| Problem to solve |
Without including any pictures, return the records below exactly as written.

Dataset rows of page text
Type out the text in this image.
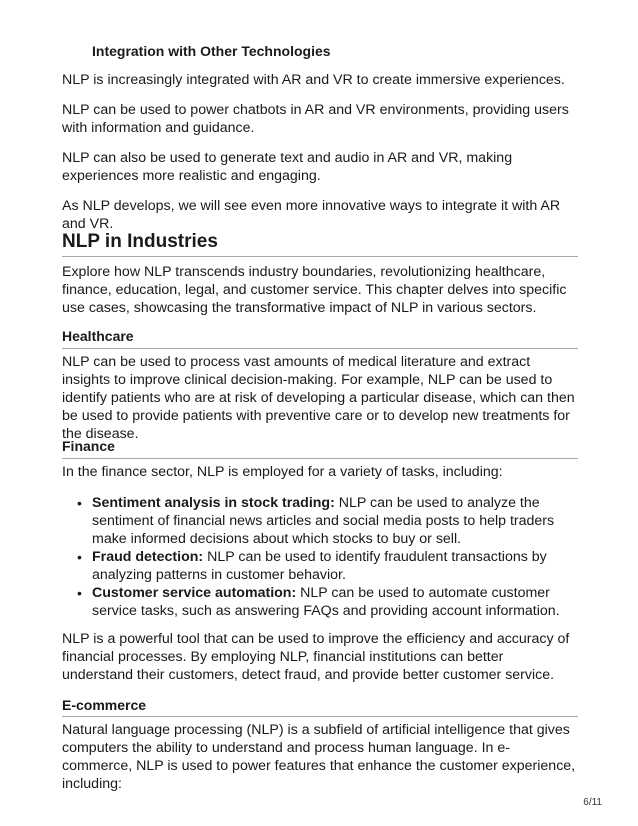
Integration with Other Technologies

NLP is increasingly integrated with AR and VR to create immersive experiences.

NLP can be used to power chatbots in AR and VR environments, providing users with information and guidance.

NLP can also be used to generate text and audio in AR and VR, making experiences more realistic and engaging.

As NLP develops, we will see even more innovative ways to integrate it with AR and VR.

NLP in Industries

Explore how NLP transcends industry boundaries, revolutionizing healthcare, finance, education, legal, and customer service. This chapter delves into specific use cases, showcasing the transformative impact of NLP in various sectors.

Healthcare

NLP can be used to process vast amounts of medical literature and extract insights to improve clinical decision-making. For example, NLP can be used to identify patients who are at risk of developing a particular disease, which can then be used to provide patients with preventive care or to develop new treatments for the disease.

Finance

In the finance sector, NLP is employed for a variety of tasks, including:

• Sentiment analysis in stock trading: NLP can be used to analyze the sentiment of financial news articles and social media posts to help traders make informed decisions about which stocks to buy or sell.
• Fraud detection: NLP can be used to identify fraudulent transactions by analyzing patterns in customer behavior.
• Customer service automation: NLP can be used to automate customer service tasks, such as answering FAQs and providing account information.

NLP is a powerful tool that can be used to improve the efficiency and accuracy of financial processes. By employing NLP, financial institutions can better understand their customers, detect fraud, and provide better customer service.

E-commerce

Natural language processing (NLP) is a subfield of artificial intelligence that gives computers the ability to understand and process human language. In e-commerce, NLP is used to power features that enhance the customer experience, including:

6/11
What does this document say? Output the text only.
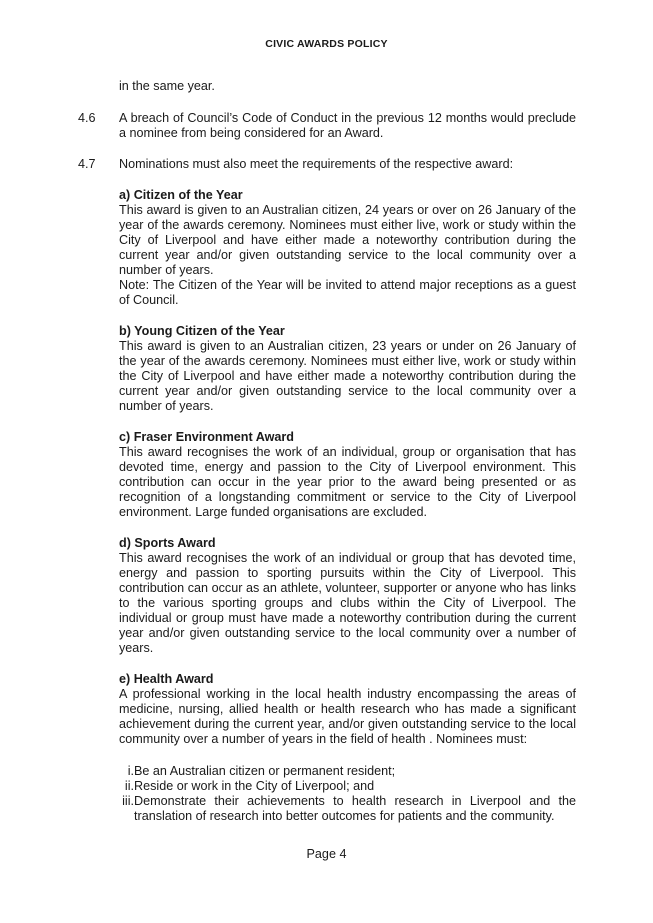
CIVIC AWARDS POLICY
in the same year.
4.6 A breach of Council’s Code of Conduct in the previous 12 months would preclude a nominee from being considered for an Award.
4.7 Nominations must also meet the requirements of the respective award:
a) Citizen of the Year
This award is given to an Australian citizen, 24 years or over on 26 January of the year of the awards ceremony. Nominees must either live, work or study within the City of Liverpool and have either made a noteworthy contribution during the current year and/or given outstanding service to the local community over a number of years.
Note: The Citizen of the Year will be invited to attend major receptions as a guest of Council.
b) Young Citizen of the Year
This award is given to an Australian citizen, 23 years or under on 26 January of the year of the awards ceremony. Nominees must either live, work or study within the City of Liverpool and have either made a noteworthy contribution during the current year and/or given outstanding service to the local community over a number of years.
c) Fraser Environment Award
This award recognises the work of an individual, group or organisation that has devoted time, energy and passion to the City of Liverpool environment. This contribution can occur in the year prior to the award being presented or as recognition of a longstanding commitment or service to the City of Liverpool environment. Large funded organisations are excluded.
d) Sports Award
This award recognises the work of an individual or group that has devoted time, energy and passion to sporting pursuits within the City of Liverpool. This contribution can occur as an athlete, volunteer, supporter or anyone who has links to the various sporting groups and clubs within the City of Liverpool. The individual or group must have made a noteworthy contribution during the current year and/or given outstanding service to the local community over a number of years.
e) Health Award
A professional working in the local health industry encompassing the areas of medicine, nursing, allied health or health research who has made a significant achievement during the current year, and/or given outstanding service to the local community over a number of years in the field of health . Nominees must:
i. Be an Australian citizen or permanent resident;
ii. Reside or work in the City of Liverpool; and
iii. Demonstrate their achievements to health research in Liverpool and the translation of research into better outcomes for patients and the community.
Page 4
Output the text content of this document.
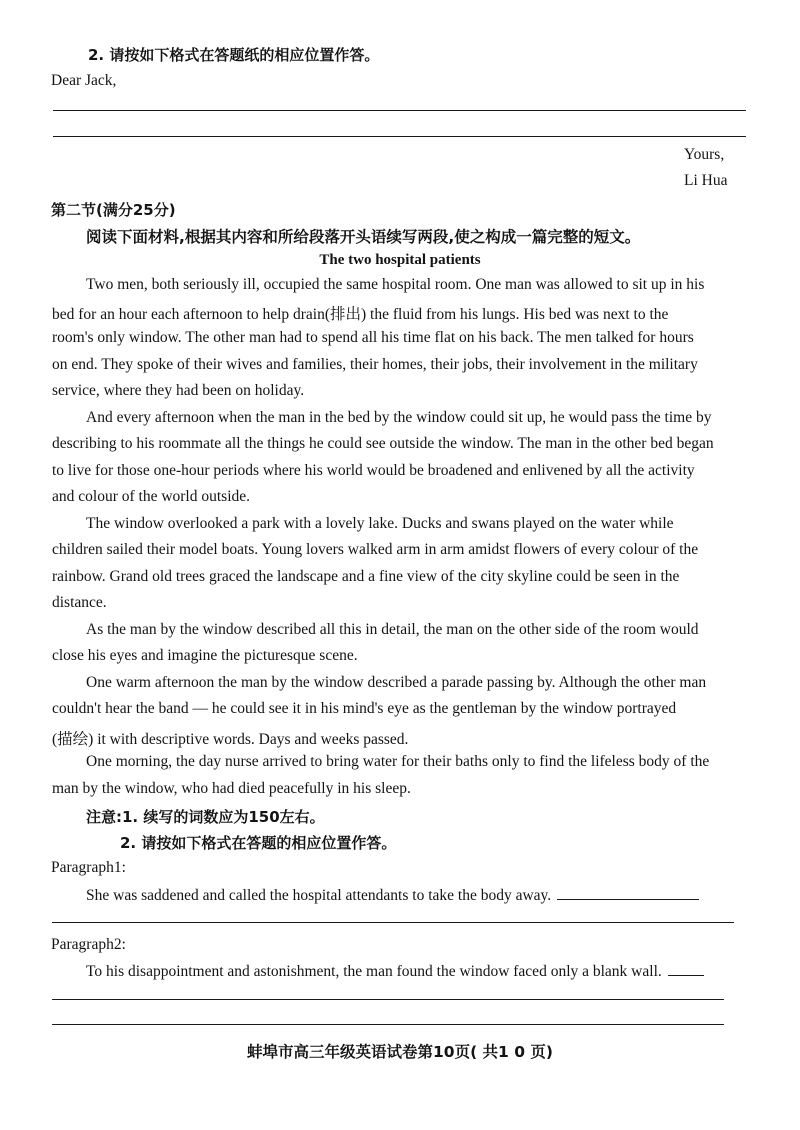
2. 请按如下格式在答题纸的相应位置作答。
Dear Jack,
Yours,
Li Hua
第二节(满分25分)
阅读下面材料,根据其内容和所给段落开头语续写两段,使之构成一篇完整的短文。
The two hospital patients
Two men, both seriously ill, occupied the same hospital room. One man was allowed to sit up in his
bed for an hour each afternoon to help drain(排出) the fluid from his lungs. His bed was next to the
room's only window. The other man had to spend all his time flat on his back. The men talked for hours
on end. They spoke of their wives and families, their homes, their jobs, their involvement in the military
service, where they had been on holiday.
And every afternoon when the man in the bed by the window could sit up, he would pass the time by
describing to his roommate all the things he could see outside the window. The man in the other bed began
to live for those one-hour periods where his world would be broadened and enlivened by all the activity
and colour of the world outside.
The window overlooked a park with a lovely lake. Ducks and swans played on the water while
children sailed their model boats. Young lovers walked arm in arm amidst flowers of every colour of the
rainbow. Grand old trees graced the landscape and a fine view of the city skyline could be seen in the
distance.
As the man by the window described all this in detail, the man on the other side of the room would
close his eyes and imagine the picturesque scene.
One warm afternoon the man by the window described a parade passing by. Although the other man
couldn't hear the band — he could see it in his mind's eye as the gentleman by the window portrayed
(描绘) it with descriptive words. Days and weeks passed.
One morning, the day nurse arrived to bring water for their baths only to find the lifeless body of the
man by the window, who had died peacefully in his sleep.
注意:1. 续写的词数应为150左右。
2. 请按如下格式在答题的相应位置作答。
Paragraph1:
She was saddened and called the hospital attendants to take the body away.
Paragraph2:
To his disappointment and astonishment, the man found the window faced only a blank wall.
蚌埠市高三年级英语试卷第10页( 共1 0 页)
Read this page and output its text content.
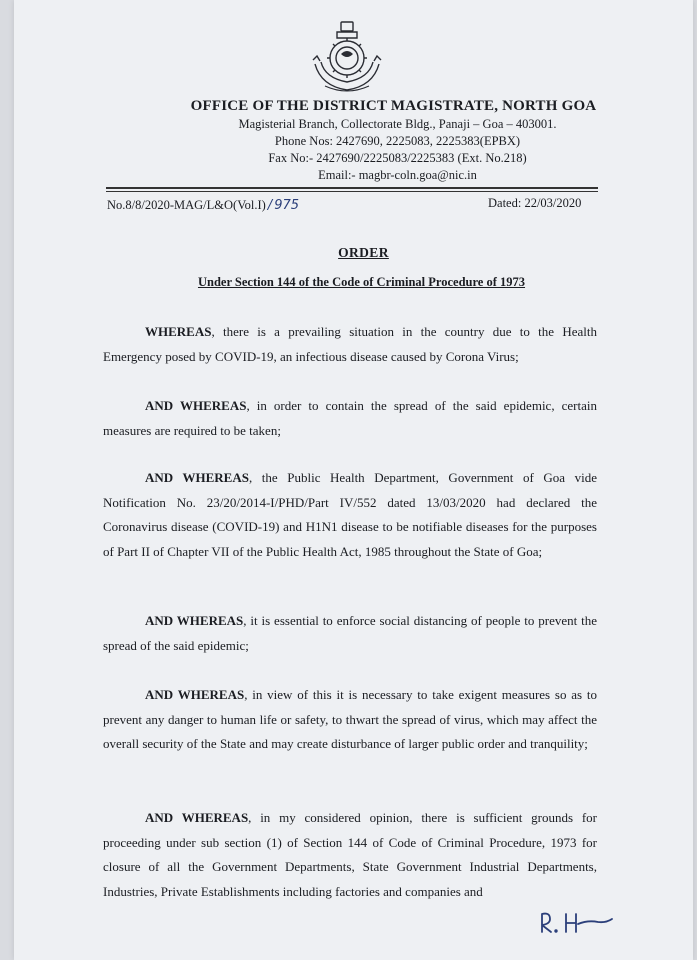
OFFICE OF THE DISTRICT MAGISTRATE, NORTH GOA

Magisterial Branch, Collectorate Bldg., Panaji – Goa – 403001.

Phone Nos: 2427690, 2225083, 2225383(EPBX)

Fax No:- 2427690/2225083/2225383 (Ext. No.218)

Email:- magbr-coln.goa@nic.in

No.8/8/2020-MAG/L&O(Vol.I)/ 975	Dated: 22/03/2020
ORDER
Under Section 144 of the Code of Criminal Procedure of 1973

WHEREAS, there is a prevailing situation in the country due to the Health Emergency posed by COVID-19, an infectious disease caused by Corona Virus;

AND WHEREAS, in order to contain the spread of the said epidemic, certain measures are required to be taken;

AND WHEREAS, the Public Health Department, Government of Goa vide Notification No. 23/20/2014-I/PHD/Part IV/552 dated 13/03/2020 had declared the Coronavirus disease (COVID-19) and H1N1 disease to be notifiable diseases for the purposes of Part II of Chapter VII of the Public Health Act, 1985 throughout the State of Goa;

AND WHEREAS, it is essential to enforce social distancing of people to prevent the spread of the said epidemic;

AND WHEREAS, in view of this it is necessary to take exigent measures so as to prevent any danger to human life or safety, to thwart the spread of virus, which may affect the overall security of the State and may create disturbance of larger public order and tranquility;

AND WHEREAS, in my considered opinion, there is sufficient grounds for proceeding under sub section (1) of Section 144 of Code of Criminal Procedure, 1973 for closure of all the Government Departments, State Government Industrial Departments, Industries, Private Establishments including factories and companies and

| Solution |
Type out the text in this image.
Integration with Other Technologies

NLP is increasingly integrated with AR and VR to create immersive experiences.

NLP can be used to power chatbots in AR and VR environments, providing users with information and guidance.

NLP can also be used to generate text and audio in AR and VR, making experiences more realistic and engaging.

As NLP develops, we will see even more innovative ways to integrate it with AR and VR.

NLP in Industries

Explore how NLP transcends industry boundaries, revolutionizing healthcare, finance, education, legal, and customer service. This chapter delves into specific use cases, showcasing the transformative impact of NLP in various sectors.

Healthcare

NLP can be used to process vast amounts of medical literature and extract insights to improve clinical decision-making. For example, NLP can be used to identify patients who are at risk of developing a particular disease, which can then be used to provide patients with preventive care or to develop new treatments for the disease.

Finance

In the finance sector, NLP is employed for a variety of tasks, including:

• Sentiment analysis in stock trading: NLP can be used to analyze the sentiment of financial news articles and social media posts to help traders make informed decisions about which stocks to buy or sell.
• Fraud detection: NLP can be used to identify fraudulent transactions by analyzing patterns in customer behavior.
• Customer service automation: NLP can be used to automate customer service tasks, such as answering FAQs and providing account information.

NLP is a powerful tool that can be used to improve the efficiency and accuracy of financial processes. By employing NLP, financial institutions can better understand their customers, detect fraud, and provide better customer service.

E-commerce

Natural language processing (NLP) is a subfield of artificial intelligence that gives computers the ability to understand and process human language. In e-commerce, NLP is used to power features that enhance the customer experience, including:

6/11
What does this document say? Output the text only.
CIVIC AWARDS POLICY
in the same year.
4.6 A breach of Council’s Code of Conduct in the previous 12 months would preclude a nominee from being considered for an Award.
4.7 Nominations must also meet the requirements of the respective award:
a) Citizen of the Year
This award is given to an Australian citizen, 24 years or over on 26 January of the year of the awards ceremony. Nominees must either live, work or study within the City of Liverpool and have either made a noteworthy contribution during the current year and/or given outstanding service to the local community over a number of years.
Note: The Citizen of the Year will be invited to attend major receptions as a guest of Council.
b) Young Citizen of the Year
This award is given to an Australian citizen, 23 years or under on 26 January of the year of the awards ceremony. Nominees must either live, work or study within the City of Liverpool and have either made a noteworthy contribution during the current year and/or given outstanding service to the local community over a number of years.
c) Fraser Environment Award
This award recognises the work of an individual, group or organisation that has devoted time, energy and passion to the City of Liverpool environment. This contribution can occur in the year prior to the award being presented or as recognition of a longstanding commitment or service to the City of Liverpool environment. Large funded organisations are excluded.
d) Sports Award
This award recognises the work of an individual or group that has devoted time, energy and passion to sporting pursuits within the City of Liverpool. This contribution can occur as an athlete, volunteer, supporter or anyone who has links to the various sporting groups and clubs within the City of Liverpool. The individual or group must have made a noteworthy contribution during the current year and/or given outstanding service to the local community over a number of years.
e) Health Award
A professional working in the local health industry encompassing the areas of medicine, nursing, allied health or health research who has made a significant achievement during the current year, and/or given outstanding service to the local community over a number of years in the field of health . Nominees must:
i. Be an Australian citizen or permanent resident;
ii. Reside or work in the City of Liverpool; and
iii. Demonstrate their achievements to health research in Liverpool and the translation of research into better outcomes for patients and the community.
Page 4
Output the text content of this document.
2. 请按如下格式在答题纸的相应位置作答。
Dear Jack,
Yours,
Li Hua
第二节(满分25分)
阅读下面材料,根据其内容和所给段落开头语续写两段,使之构成一篇完整的短文。
The two hospital patients
Two men, both seriously ill, occupied the same hospital room. One man was allowed to sit up in his
bed for an hour each afternoon to help drain(排出) the fluid from his lungs. His bed was next to the
room's only window. The other man had to spend all his time flat on his back. The men talked for hours
on end. They spoke of their wives and families, their homes, their jobs, their involvement in the military
service, where they had been on holiday.
And every afternoon when the man in the bed by the window could sit up, he would pass the time by
describing to his roommate all the things he could see outside the window. The man in the other bed began
to live for those one-hour periods where his world would be broadened and enlivened by all the activity
and colour of the world outside.
The window overlooked a park with a lovely lake. Ducks and swans played on the water while
children sailed their model boats. Young lovers walked arm in arm amidst flowers of every colour of the
rainbow. Grand old trees graced the landscape and a fine view of the city skyline could be seen in the
distance.
As the man by the window described all this in detail, the man on the other side of the room would
close his eyes and imagine the picturesque scene.
One warm afternoon the man by the window described a parade passing by. Although the other man
couldn't hear the band — he could see it in his mind's eye as the gentleman by the window portrayed
(描绘) it with descriptive words. Days and weeks passed.
One morning, the day nurse arrived to bring water for their baths only to find the lifeless body of the
man by the window, who had died peacefully in his sleep.
注意:1. 续写的词数应为150左右。
2. 请按如下格式在答题的相应位置作答。
Paragraph1:
She was saddened and called the hospital attendants to take the body away.
Paragraph2:
To his disappointment and astonishment, the man found the window faced only a blank wall.
蚌埠市高三年级英语试卷第10页( 共1 0 页)
Read this page and output its text content.
OFFICE OF THE DISTRICT MAGISTRATE, NORTH GOA

Magisterial Branch, Collectorate Bldg., Panaji – Goa – 403001.

Phone Nos: 2427690, 2225083, 2225383(EPBX)

Fax No:- 2427690/2225083/2225383 (Ext. No.218)

Email:- magbr-coln.goa@nic.in

No.8/8/2020-MAG/L&O(Vol.I)/ 975	Dated: 22/03/2020
ORDER
Under Section 144 of the Code of Criminal Procedure of 1973

WHEREAS, there is a prevailing situation in the country due to the Health Emergency posed by COVID-19, an infectious disease caused by Corona Virus;

AND WHEREAS, in order to contain the spread of the said epidemic, certain measures are required to be taken;

AND WHEREAS, the Public Health Department, Government of Goa vide Notification No. 23/20/2014-I/PHD/Part IV/552 dated 13/03/2020 had declared the Coronavirus disease (COVID-19) and H1N1 disease to be notifiable diseases for the purposes of Part II of Chapter VII of the Public Health Act, 1985 throughout the State of Goa;

AND WHEREAS, it is essential to enforce social distancing of people to prevent the spread of the said epidemic;

AND WHEREAS, in view of this it is necessary to take exigent measures so as to prevent any danger to human life or safety, to thwart the spread of virus, which may affect the overall security of the State and may create disturbance of larger public order and tranquility;

AND WHEREAS, in my considered opinion, there is sufficient grounds for proceeding under sub section (1) of Section 144 of Code of Criminal Procedure, 1973 for closure of all the Government Departments, State Government Industrial Departments, Industries, Private Establishments including factories and companies and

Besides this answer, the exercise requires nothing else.